■ **Text extract**
◇ ◇ ◇ ◇ ◇ ◇ ◇

My apologies in advance for the long post, but this really is the simplified version. I have a lot more details that I can provide as necessary.

 

----------------------------------

 

I think that at this point I know enough to create the algorithm that would allow for a complete extraction of all references used in a upk. This is already done by UE Explorer (else it couldn't decompile it), but my aim here is to generate tools to do at least the following two things :

 

1) Generate a complete 1-to-1 string-to-reference mapping for a upk. 

 

With such a mapping made before a patch and a mapping made after a patch, mods could be much more easily updated to work with a new patch.

 

Having access to this would also allow for further tools such as semi-compilers that could turn unrealscript into unrealhex for insertion into a particular upk file.

 

2) Allow reconstruction of the objectlist within a upk 

 

Such a reconstruction would allow for (at the least) adding additional filebytes to functions, allowing insertion of code larger than the vanilla function.

 

---------------------------------------------------------------------------------

 

Here are my initial findings:

 

At the beginning of the upk is some fixed header information:

0) Parse upk header:
  • bytes 19-1C : number of namelist entries (0x8268 for XComGame and 0x35A3 for XComStrategyGame)
  • bytes 1D-20 : start of namelist table (0x2B9 for XComGame, 0x81 for XComStrategyGame)
  • bytes 21-24 : number of objectlist entries (0xDBA4 for XComGame 0x57AC for XComStrategyGame) 
  • bytes 25-28 : start of objectlist table (0x12054 for XComGame, 0x708DC for XComStrategyGame)

 

This provides file positions for the two key lists : the namelist and the objectlist.
 
Each namelist entry is variable size. Each function/variable namestring is only defined once in the upk, and it is defined here in the namelist.
 
Each namelist entry has the following format:

1) Parse namelist table into array -- in UE Explorer this is the Tables/Names tab
 
Namelist entry is variable length:

4 bytes, length of string
string in ASCII
00
00 00 00 00 10 00 07 00

Virtual functions (beginning with 0x1B token) use the index of the function name in the namelist as their references.

◇ ◇ ◇ ◇ ◇ ◇ ◇

■ **Required actions**
a: Reproduce verbatim the passage of the post about parsing upk files between "At the beginning" and "0x81 for XComStrategyGame)", inclusive.
b: List every line in the records that contains the string "edition".

Layout records
◇ ◇ ◇ ◇ ◇ ◇ ◇

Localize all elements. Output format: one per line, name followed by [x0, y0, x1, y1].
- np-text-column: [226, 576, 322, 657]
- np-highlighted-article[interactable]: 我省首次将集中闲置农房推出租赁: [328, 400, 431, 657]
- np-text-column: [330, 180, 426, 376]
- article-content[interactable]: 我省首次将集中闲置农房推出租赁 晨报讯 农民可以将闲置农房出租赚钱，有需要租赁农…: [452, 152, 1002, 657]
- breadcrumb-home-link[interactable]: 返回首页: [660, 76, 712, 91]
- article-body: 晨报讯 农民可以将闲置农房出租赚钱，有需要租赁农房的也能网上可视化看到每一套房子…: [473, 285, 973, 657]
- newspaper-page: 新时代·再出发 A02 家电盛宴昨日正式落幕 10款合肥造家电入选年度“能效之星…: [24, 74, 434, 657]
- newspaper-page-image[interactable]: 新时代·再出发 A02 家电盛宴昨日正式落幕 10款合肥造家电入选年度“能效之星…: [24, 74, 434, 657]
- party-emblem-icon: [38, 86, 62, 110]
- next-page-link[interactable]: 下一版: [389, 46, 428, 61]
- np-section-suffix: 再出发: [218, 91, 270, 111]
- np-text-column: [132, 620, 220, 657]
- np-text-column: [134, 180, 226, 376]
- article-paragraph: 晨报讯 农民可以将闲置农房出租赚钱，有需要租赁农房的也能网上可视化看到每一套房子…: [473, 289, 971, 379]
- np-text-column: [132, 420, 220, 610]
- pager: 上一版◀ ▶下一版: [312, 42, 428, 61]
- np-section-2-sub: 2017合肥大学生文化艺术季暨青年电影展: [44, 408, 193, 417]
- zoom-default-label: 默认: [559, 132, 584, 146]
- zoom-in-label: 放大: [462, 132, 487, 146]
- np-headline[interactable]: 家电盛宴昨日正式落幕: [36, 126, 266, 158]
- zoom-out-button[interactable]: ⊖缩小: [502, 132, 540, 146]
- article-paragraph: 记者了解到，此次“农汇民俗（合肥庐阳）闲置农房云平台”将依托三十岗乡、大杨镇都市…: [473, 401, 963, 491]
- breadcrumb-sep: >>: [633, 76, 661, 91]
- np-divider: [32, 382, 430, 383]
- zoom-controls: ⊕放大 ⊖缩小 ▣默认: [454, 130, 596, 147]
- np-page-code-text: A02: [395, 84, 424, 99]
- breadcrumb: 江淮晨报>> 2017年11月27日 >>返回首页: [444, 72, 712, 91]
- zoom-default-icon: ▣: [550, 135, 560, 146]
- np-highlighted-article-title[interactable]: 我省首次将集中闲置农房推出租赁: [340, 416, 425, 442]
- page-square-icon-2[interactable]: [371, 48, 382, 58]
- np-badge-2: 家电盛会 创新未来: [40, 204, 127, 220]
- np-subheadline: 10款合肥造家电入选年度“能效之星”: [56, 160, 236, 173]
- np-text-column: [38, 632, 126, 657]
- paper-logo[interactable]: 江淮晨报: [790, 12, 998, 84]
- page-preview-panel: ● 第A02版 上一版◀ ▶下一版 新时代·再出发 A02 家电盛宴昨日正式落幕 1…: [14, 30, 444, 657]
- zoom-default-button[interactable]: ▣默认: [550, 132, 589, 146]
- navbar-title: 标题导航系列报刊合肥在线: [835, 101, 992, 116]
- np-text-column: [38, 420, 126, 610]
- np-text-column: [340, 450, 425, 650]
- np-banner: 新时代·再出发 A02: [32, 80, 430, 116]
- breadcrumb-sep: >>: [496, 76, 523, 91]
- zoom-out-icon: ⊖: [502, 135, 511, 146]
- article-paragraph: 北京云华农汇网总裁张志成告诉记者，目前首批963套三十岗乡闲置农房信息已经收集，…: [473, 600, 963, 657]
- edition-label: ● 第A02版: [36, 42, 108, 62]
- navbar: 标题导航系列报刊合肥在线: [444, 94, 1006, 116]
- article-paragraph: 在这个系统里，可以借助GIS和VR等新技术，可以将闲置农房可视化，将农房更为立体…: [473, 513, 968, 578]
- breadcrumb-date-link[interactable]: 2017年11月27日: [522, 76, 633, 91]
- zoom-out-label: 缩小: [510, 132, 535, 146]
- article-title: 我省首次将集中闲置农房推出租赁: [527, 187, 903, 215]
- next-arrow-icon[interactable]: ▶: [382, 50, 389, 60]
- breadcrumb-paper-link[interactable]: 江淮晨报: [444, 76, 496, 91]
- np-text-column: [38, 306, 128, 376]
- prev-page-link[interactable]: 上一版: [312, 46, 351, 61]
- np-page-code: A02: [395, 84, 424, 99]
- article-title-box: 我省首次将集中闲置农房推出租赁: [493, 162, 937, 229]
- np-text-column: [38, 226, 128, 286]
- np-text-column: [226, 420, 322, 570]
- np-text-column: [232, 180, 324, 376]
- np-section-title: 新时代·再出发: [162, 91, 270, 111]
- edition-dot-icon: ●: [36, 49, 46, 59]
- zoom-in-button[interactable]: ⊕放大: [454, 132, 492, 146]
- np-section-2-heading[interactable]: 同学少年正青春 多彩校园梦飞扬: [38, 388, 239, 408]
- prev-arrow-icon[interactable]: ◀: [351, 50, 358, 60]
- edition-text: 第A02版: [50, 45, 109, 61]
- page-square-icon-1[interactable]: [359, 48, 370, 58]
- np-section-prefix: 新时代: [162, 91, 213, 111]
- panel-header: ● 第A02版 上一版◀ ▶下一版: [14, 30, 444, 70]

◇ ◇ ◇ ◇ ◇ ◇ ◇

■ **Exercise responses**
a:
At the beginning of the upk is some fixed header information:

0) Parse upk header:
  • bytes 19-1C : number of namelist entries (0x8268 for XComGame and 0x35A3 for XComStrategyGame)
  • bytes 1D-20 : start of namelist table (0x2B9 for XComGame, 0x81 for XComStrategyGame)

b:
- edition-label: ● 第A02版: [36, 42, 108, 62]
- edition-dot-icon: ●: [36, 49, 46, 59]
- edition-text: 第A02版: [50, 45, 109, 61]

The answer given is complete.